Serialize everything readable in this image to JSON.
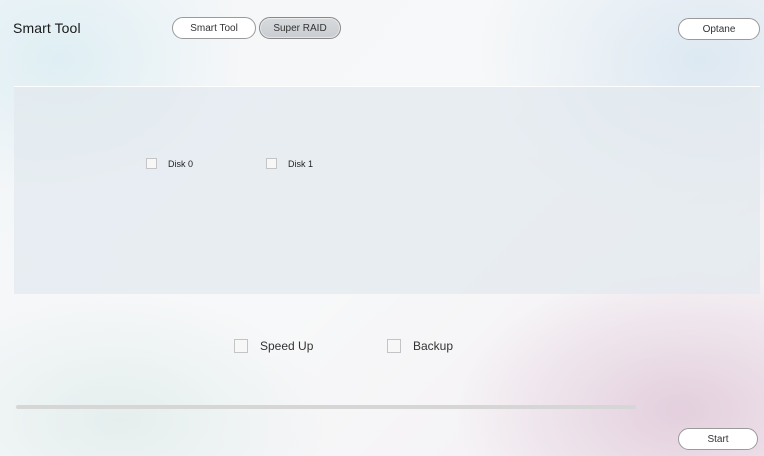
{
  "app": {
    "title": "Smart Tool"
  },
  "tabs": [
    {
      "label": "Smart Tool",
      "selected": false
    },
    {
      "label": "Super RAID",
      "selected": true
    }
  ],
  "header": {
    "optane_label": "Optane"
  },
  "disks": [
    {
      "label": "Disk 0",
      "checked": false
    },
    {
      "label": "Disk 1",
      "checked": false
    }
  ],
  "options": [
    {
      "label": "Speed Up",
      "checked": false
    },
    {
      "label": "Backup",
      "checked": false
    }
  ],
  "progress": {
    "fraction": 0
  },
  "footer": {
    "start_label": "Start"
  },
  "colors": {
    "selected_tab": "#cfd3d7",
    "panel": "#e2e9ee",
    "progress_track": "#d6d6d6"
  }
}
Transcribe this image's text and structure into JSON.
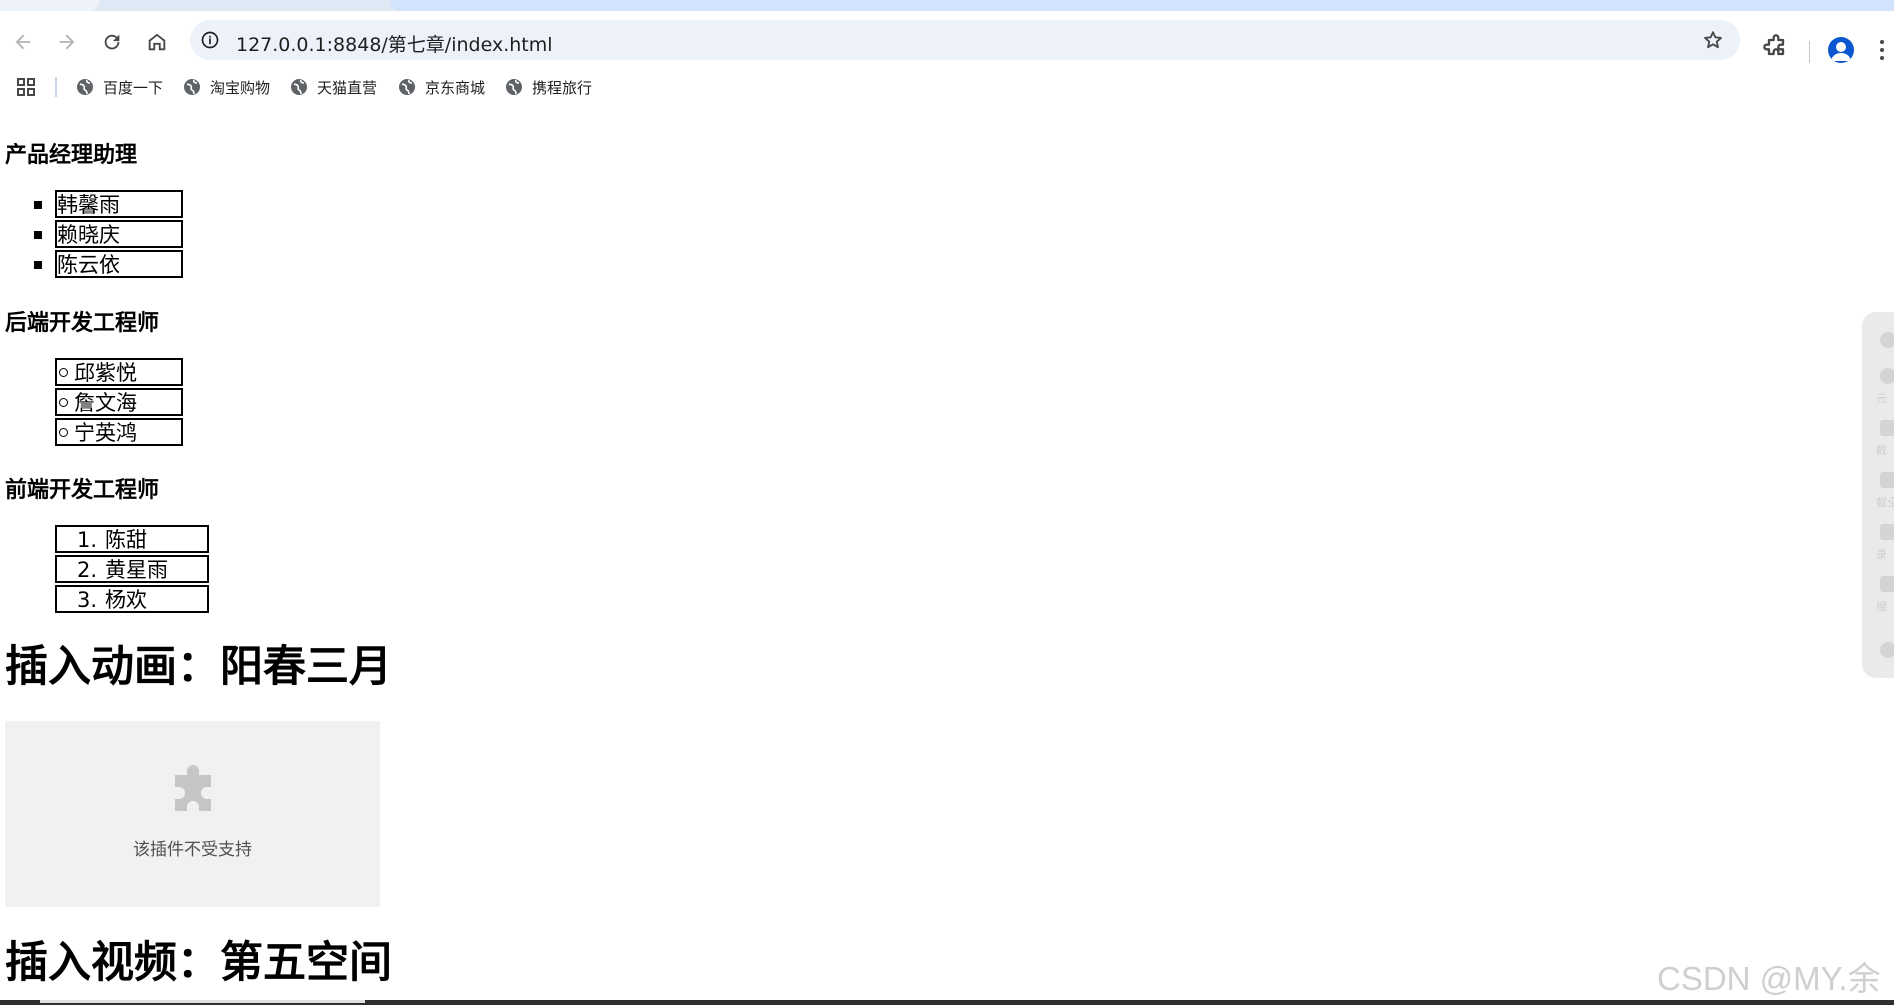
------------------------------
**TASK GOAL:** Retype every entry verbatim and exclude the pictures from the copy.

**OUTPUT OF THE EXERCISE:**
Serialize everything readable in this image to JSON.
{
  "app": {
    "title": "Smart Tool"
  },
  "tabs": [
    {
      "label": "Smart Tool",
      "selected": false
    },
    {
      "label": "Super RAID",
      "selected": true
    }
  ],
  "header": {
    "optane_label": "Optane"
  },
  "disks": [
    {
      "label": "Disk 0",
      "checked": false
    },
    {
      "label": "Disk 1",
      "checked": false
    }
  ],
  "options": [
    {
      "label": "Speed Up",
      "checked": false
    },
    {
      "label": "Backup",
      "checked": false
    }
  ],
  "progress": {
    "fraction": 0
  },
  "footer": {
    "start_label": "Start"
  },
  "colors": {
    "selected_tab": "#cfd3d7",
    "panel": "#e2e9ee",
    "progress_track": "#d6d6d6"
  }
}
Transcribe this image's text and structure into JSON.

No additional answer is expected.